Exercise aim:
Reproduce verbatim every line from the one that includes "What's the underlying" to the closing line of the entries; omit everything before it.

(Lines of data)
--- BEGIN ---

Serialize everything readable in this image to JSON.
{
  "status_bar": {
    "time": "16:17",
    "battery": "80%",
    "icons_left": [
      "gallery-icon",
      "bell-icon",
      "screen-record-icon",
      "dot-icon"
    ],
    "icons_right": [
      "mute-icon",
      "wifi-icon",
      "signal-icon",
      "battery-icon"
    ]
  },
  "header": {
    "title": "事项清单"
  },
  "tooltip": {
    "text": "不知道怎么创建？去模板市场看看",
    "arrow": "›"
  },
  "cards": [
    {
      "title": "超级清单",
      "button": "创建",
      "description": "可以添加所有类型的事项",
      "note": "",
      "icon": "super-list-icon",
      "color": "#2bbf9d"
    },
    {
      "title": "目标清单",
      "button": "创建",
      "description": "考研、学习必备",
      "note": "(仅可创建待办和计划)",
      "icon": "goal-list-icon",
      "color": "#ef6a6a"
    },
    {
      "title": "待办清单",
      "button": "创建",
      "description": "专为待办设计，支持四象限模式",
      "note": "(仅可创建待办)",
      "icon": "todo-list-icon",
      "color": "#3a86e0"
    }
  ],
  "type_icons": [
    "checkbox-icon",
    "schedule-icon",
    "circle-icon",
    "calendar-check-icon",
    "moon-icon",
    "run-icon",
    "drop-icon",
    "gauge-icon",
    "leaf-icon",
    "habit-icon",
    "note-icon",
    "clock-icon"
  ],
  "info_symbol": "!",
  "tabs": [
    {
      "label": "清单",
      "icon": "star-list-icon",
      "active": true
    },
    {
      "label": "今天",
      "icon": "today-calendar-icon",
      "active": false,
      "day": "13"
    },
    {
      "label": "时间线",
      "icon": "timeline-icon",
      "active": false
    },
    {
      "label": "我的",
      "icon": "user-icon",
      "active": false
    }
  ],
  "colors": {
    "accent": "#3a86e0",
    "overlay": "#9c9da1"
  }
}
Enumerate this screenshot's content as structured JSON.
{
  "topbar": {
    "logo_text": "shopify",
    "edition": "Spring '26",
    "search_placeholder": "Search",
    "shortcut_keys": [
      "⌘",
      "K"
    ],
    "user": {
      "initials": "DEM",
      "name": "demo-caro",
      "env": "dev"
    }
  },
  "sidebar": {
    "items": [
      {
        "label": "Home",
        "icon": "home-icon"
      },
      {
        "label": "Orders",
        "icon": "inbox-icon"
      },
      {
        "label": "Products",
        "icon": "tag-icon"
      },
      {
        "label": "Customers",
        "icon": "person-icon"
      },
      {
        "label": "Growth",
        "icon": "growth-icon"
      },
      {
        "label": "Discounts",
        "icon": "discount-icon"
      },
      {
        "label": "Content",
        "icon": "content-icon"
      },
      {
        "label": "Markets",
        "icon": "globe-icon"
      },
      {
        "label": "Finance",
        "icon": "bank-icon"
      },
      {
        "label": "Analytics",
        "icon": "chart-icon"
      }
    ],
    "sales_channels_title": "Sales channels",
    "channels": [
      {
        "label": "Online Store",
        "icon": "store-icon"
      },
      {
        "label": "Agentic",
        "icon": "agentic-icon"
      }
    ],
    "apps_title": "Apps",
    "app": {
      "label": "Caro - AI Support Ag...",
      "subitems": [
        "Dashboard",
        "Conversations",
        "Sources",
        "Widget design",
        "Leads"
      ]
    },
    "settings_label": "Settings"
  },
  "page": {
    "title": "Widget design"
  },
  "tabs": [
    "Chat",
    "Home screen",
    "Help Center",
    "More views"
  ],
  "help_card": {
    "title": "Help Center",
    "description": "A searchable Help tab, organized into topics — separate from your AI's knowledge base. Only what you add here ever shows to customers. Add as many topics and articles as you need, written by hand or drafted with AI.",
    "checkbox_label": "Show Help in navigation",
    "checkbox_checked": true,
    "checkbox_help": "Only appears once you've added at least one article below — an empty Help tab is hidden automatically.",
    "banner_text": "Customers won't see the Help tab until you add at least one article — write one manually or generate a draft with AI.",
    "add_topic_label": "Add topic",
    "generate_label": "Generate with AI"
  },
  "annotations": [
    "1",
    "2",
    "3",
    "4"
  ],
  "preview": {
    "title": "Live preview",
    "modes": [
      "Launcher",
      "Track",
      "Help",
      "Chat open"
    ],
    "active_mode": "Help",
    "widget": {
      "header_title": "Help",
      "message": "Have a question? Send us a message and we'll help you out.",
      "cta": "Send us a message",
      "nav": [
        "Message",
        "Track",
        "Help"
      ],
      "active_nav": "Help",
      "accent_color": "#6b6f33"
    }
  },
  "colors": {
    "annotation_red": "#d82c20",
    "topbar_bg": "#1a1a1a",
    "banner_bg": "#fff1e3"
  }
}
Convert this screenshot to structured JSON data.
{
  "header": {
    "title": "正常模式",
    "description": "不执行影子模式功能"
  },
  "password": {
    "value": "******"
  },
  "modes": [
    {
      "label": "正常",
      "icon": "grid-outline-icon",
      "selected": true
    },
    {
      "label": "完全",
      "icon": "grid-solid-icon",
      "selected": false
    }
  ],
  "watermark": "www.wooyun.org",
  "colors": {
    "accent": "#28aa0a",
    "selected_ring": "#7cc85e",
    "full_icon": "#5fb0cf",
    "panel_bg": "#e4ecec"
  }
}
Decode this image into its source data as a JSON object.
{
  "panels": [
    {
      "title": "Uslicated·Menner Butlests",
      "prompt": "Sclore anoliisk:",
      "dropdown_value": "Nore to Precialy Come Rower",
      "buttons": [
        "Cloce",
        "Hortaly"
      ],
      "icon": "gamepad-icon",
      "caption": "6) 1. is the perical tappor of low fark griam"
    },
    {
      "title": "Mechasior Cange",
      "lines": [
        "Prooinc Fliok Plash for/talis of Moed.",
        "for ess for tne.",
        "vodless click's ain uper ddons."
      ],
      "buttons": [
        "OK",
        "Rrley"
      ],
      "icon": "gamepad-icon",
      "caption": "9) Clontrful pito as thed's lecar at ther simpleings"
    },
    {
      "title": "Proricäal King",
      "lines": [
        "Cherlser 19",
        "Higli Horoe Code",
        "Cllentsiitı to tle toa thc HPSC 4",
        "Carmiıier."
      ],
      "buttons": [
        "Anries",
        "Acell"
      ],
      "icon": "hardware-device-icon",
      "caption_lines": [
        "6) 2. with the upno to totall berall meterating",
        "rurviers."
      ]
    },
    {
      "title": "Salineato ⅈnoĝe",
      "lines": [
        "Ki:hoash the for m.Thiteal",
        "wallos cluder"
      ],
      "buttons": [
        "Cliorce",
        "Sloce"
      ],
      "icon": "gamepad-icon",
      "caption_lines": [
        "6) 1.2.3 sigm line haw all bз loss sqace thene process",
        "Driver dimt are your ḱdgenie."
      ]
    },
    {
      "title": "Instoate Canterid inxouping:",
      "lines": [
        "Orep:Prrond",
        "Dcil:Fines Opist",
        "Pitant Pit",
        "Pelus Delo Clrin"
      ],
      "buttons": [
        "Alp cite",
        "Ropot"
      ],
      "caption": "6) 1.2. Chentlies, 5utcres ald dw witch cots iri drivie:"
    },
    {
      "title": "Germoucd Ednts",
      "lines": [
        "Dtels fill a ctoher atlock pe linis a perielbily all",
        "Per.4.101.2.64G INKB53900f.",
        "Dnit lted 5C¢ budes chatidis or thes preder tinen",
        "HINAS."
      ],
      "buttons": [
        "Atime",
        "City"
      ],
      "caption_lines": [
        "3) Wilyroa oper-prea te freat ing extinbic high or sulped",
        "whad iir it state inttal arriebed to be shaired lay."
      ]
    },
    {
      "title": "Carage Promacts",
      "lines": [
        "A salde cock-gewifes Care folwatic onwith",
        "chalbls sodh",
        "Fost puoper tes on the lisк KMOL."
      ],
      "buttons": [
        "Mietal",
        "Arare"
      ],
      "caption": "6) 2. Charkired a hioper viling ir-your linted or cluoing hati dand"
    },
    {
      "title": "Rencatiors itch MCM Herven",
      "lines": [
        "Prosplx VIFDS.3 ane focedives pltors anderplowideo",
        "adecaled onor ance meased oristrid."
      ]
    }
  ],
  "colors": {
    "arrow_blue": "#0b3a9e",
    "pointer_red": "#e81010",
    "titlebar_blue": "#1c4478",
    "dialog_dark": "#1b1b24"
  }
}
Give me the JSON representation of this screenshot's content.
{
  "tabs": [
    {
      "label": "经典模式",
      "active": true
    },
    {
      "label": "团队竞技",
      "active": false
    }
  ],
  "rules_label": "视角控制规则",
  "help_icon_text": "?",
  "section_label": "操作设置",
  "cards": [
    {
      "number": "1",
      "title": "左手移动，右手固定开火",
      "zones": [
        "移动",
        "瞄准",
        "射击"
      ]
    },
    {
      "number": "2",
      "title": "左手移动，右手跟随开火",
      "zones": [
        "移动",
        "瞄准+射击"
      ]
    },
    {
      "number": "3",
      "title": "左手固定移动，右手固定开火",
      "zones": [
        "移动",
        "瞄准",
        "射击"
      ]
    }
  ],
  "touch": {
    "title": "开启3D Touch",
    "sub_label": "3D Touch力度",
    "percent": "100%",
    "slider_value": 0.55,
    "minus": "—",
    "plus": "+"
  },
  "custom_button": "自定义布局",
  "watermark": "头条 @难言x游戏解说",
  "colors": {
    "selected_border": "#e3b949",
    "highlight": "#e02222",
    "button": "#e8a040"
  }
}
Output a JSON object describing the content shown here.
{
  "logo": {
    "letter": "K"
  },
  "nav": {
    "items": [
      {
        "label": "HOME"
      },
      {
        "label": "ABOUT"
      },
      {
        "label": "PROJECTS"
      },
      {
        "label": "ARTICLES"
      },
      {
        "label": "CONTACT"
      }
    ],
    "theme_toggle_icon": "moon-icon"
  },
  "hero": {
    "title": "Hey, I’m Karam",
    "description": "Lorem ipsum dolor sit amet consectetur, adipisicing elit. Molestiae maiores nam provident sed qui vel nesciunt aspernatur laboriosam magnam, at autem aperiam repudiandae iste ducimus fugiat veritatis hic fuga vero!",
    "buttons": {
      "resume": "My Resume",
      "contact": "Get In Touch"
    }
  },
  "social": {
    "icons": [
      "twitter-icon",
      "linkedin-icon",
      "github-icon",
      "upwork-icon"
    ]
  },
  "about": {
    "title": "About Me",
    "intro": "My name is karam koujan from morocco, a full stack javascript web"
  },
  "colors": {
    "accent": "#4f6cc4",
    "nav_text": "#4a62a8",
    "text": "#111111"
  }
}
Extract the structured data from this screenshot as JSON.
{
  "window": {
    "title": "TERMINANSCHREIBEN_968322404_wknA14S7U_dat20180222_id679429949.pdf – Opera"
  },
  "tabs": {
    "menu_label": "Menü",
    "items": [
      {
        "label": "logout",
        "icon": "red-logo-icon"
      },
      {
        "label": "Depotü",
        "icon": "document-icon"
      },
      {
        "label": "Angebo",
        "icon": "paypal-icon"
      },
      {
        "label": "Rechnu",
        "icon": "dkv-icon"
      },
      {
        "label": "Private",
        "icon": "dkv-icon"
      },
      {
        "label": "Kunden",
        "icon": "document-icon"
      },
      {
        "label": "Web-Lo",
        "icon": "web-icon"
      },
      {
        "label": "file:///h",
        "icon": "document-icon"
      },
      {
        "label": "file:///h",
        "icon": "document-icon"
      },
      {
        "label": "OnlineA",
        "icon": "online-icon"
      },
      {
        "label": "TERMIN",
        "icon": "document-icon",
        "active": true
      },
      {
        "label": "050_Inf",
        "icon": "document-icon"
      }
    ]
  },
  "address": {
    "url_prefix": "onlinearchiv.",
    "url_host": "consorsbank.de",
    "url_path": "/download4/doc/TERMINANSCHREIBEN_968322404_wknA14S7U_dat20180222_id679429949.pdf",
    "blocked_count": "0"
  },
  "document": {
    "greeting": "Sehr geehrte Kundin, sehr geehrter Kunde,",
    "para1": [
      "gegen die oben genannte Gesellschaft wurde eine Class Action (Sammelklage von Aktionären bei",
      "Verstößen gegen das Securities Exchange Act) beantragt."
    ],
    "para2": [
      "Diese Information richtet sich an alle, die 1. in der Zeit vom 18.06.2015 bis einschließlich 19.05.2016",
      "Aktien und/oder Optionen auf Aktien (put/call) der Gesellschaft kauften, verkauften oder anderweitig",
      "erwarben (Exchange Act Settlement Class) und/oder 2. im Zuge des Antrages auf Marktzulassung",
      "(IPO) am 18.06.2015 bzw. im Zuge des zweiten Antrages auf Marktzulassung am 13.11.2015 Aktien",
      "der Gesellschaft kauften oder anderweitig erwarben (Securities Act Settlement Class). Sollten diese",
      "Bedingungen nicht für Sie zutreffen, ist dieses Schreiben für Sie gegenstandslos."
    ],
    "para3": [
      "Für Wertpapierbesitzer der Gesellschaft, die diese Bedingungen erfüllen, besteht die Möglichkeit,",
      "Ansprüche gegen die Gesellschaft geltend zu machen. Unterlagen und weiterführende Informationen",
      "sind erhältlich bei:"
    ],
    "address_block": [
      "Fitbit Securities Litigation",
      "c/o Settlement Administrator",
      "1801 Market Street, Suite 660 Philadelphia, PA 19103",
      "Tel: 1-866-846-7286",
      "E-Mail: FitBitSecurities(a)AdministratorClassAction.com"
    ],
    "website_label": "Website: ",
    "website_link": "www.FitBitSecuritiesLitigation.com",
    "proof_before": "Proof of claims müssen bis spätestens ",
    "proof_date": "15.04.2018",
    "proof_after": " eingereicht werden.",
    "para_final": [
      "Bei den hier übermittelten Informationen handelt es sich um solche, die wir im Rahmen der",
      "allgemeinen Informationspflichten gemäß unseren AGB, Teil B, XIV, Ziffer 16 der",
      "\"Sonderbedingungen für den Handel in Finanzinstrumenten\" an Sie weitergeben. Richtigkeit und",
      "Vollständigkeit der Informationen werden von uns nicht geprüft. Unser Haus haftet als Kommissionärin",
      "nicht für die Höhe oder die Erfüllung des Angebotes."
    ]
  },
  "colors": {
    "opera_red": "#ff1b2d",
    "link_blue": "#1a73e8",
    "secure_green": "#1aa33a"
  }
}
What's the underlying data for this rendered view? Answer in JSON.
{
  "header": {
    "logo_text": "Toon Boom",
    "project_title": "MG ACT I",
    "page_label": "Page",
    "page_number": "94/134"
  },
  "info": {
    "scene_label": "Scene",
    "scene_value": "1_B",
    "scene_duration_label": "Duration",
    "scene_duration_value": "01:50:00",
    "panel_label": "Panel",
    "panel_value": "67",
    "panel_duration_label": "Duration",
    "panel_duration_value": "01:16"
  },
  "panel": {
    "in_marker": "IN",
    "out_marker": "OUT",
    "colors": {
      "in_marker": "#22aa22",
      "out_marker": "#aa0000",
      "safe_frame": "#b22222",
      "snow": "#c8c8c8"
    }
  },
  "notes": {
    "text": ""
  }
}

--- END ---

Result below:
What's the underlying data for this rendered view? Answer in JSON.
{
  "header": {
    "logo_text": "Toon Boom",
    "project_title": "MG ACT I",
    "page_label": "Page",
    "page_number": "94/134"
  },
  "info": {
    "scene_label": "Scene",
    "scene_value": "1_B",
    "scene_duration_label": "Duration",
    "scene_duration_value": "01:50:00",
    "panel_label": "Panel",
    "panel_value": "67",
    "panel_duration_label": "Duration",
    "panel_duration_value": "01:16"
  },
  "panel": {
    "in_marker": "IN",
    "out_marker": "OUT",
    "colors": {
      "in_marker": "#22aa22",
      "out_marker": "#aa0000",
      "safe_frame": "#b22222",
      "snow": "#c8c8c8"
    }
  },
  "notes": {
    "text": ""
  }
}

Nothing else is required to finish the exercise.